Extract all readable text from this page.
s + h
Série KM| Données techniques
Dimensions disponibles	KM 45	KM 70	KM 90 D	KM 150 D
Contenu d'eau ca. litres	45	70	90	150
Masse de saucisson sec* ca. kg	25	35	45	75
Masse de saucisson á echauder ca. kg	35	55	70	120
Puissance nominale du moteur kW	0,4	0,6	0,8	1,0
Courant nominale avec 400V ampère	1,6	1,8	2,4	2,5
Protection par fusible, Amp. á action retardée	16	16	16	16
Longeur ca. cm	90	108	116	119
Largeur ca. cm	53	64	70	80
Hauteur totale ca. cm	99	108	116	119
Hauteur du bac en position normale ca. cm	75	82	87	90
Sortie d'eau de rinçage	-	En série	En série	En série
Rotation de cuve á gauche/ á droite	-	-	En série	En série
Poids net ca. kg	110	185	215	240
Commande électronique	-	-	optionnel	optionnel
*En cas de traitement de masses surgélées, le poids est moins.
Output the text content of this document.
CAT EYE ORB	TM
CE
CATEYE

___

Word for word, restate all of the data shown above.

[Task output]:
Extract all readable text from this page.
s + h
Série KM| Données techniques
Dimensions disponibles	KM 45	KM 70	KM 90 D	KM 150 D
Contenu d'eau ca. litres	45	70	90	150
Masse de saucisson sec* ca. kg	25	35	45	75
Masse de saucisson á echauder ca. kg	35	55	70	120
Puissance nominale du moteur kW	0,4	0,6	0,8	1,0
Courant nominale avec 400V ampère	1,6	1,8	2,4	2,5
Protection par fusible, Amp. á action retardée	16	16	16	16
Longeur ca. cm	90	108	116	119
Largeur ca. cm	53	64	70	80
Hauteur totale ca. cm	99	108	116	119
Hauteur du bac en position normale ca. cm	75	82	87	90
Sortie d'eau de rinçage	-	En série	En série	En série
Rotation de cuve á gauche/ á droite	-	-	En série	En série
Poids net ca. kg	110	185	215	240
Commande électronique	-	-	optionnel	optionnel
*En cas de traitement de masses surgélées, le poids est moins.
Output the text content of this document.
CAT EYE ORB	TM
CE
CATEYE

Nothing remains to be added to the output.